To be done
Can you transcribe every entry word for word, skipping the images?

Saved entries
■ ■ ■

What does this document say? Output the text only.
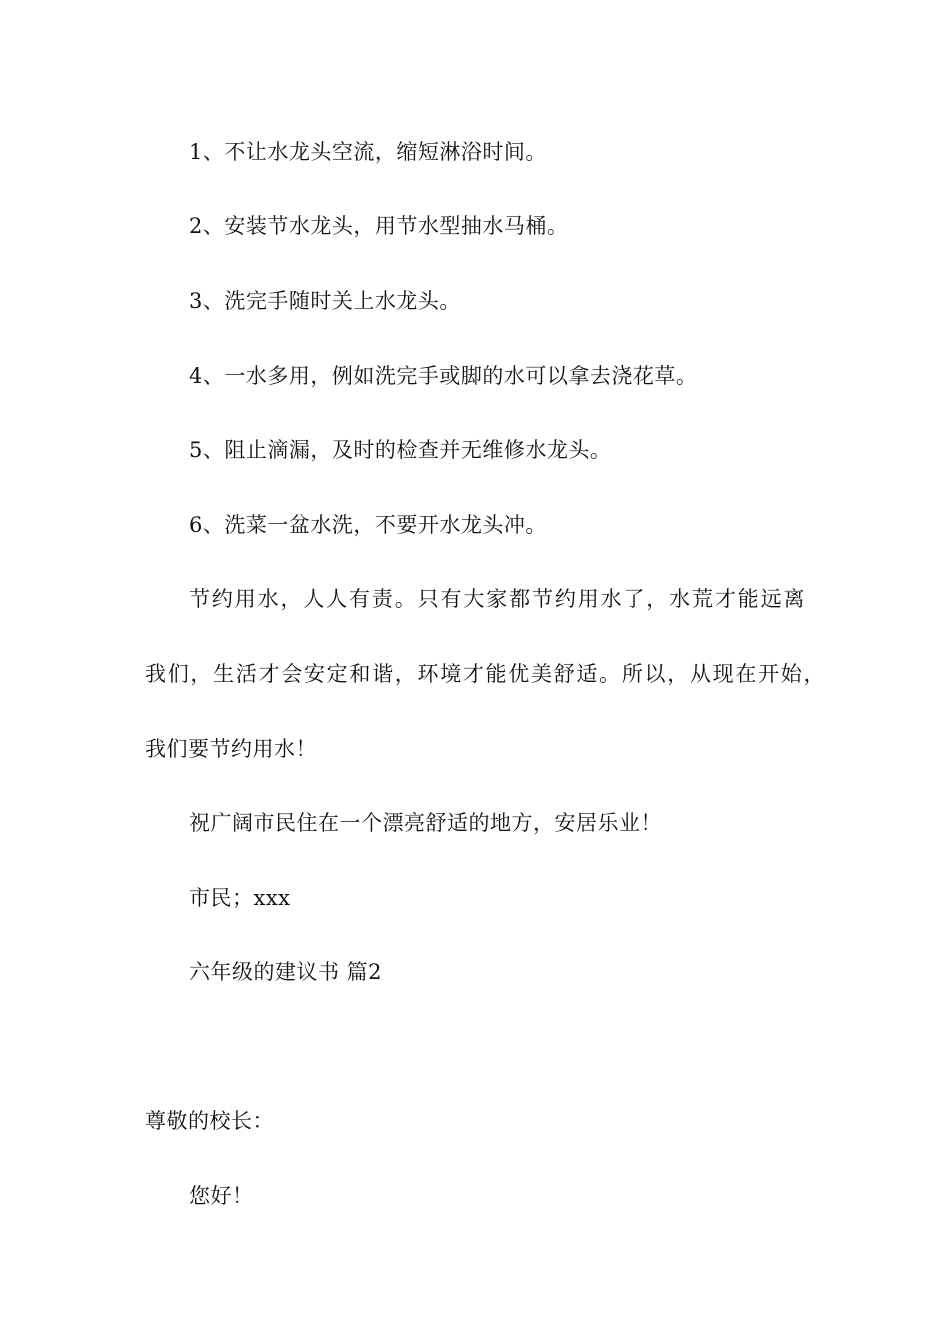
1、不让水龙头空流，缩短淋浴时间。
2、安装节水龙头，用节水型抽水马桶。
3、洗完手随时关上水龙头。
4、一水多用，例如洗完手或脚的水可以拿去浇花草。
5、阻止滴漏，及时的检查并无维修水龙头。
6、洗菜一盆水洗，不要开水龙头冲。
节约用水，人人有责。只有大家都节约用水了，水荒才能远离
我们，生活才会安定和谐，环境才能优美舒适。所以，从现在开始，
我们要节约用水！
祝广阔市民住在一个漂亮舒适的地方，安居乐业！
市民；xxx
六年级的建议书 篇2
尊敬的校长：
您好！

■ ■ ■

Full response
What does this document say? Output the text only.
1、不让水龙头空流，缩短淋浴时间。
2、安装节水龙头，用节水型抽水马桶。
3、洗完手随时关上水龙头。
4、一水多用，例如洗完手或脚的水可以拿去浇花草。
5、阻止滴漏，及时的检查并无维修水龙头。
6、洗菜一盆水洗，不要开水龙头冲。
节约用水，人人有责。只有大家都节约用水了，水荒才能远离
我们，生活才会安定和谐，环境才能优美舒适。所以，从现在开始，
我们要节约用水！
祝广阔市民住在一个漂亮舒适的地方，安居乐业！
市民；xxx
六年级的建议书 篇2
尊敬的校长：
您好！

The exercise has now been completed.